--- begin ---

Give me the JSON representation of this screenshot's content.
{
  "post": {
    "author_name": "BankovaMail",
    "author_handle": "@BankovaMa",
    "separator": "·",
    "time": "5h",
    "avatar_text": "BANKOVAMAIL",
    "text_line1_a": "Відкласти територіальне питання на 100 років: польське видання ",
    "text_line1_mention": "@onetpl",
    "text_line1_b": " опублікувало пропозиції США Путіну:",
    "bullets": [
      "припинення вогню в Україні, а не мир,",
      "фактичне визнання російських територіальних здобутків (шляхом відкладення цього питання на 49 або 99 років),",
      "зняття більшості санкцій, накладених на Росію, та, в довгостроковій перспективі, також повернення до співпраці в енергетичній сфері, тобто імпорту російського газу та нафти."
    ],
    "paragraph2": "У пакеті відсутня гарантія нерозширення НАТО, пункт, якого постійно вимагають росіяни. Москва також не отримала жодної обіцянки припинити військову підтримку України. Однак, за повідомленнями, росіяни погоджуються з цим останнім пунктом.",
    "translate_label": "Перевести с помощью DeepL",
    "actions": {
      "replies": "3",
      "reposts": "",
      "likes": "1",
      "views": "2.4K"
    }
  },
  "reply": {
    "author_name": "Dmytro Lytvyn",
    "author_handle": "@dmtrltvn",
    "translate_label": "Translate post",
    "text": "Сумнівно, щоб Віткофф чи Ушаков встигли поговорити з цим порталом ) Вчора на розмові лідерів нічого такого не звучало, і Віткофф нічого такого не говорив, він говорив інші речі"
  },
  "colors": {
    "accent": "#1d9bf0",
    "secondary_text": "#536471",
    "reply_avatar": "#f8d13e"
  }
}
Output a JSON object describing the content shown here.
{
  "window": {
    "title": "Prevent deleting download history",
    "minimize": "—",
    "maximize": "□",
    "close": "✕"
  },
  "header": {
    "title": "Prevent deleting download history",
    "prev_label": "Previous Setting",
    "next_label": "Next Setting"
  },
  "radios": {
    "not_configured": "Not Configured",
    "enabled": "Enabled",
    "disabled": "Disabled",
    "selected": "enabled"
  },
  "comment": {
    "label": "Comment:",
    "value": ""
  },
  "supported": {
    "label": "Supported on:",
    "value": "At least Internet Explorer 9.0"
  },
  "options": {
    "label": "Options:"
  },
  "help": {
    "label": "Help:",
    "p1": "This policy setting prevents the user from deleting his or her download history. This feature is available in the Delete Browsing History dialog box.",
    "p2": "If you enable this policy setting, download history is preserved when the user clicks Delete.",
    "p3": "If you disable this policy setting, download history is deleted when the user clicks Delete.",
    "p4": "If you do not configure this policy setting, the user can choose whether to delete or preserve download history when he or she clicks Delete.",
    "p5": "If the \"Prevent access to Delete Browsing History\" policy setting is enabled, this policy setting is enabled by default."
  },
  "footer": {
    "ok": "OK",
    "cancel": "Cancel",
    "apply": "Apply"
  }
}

--- end ---

— Exercise goal —
Extract every record. Keep wording exact.

— Finished task —
Give me the JSON representation of this screenshot's content.
{
  "post": {
    "author_name": "BankovaMail",
    "author_handle": "@BankovaMa",
    "separator": "·",
    "time": "5h",
    "avatar_text": "BANKOVAMAIL",
    "text_line1_a": "Відкласти територіальне питання на 100 років: польське видання ",
    "text_line1_mention": "@onetpl",
    "text_line1_b": " опублікувало пропозиції США Путіну:",
    "bullets": [
      "припинення вогню в Україні, а не мир,",
      "фактичне визнання російських територіальних здобутків (шляхом відкладення цього питання на 49 або 99 років),",
      "зняття більшості санкцій, накладених на Росію, та, в довгостроковій перспективі, також повернення до співпраці в енергетичній сфері, тобто імпорту російського газу та нафти."
    ],
    "paragraph2": "У пакеті відсутня гарантія нерозширення НАТО, пункт, якого постійно вимагають росіяни. Москва також не отримала жодної обіцянки припинити військову підтримку України. Однак, за повідомленнями, росіяни погоджуються з цим останнім пунктом.",
    "translate_label": "Перевести с помощью DeepL",
    "actions": {
      "replies": "3",
      "reposts": "",
      "likes": "1",
      "views": "2.4K"
    }
  },
  "reply": {
    "author_name": "Dmytro Lytvyn",
    "author_handle": "@dmtrltvn",
    "translate_label": "Translate post",
    "text": "Сумнівно, щоб Віткофф чи Ушаков встигли поговорити з цим порталом ) Вчора на розмові лідерів нічого такого не звучало, і Віткофф нічого такого не говорив, він говорив інші речі"
  },
  "colors": {
    "accent": "#1d9bf0",
    "secondary_text": "#536471",
    "reply_avatar": "#f8d13e"
  }
}
Output a JSON object describing the content shown here.
{
  "window": {
    "title": "Prevent deleting download history",
    "minimize": "—",
    "maximize": "□",
    "close": "✕"
  },
  "header": {
    "title": "Prevent deleting download history",
    "prev_label": "Previous Setting",
    "next_label": "Next Setting"
  },
  "radios": {
    "not_configured": "Not Configured",
    "enabled": "Enabled",
    "disabled": "Disabled",
    "selected": "enabled"
  },
  "comment": {
    "label": "Comment:",
    "value": ""
  },
  "supported": {
    "label": "Supported on:",
    "value": "At least Internet Explorer 9.0"
  },
  "options": {
    "label": "Options:"
  },
  "help": {
    "label": "Help:",
    "p1": "This policy setting prevents the user from deleting his or her download history. This feature is available in the Delete Browsing History dialog box.",
    "p2": "If you enable this policy setting, download history is preserved when the user clicks Delete.",
    "p3": "If you disable this policy setting, download history is deleted when the user clicks Delete.",
    "p4": "If you do not configure this policy setting, the user can choose whether to delete or preserve download history when he or she clicks Delete.",
    "p5": "If the \"Prevent access to Delete Browsing History\" policy setting is enabled, this policy setting is enabled by default."
  },
  "footer": {
    "ok": "OK",
    "cancel": "Cancel",
    "apply": "Apply"
  }
}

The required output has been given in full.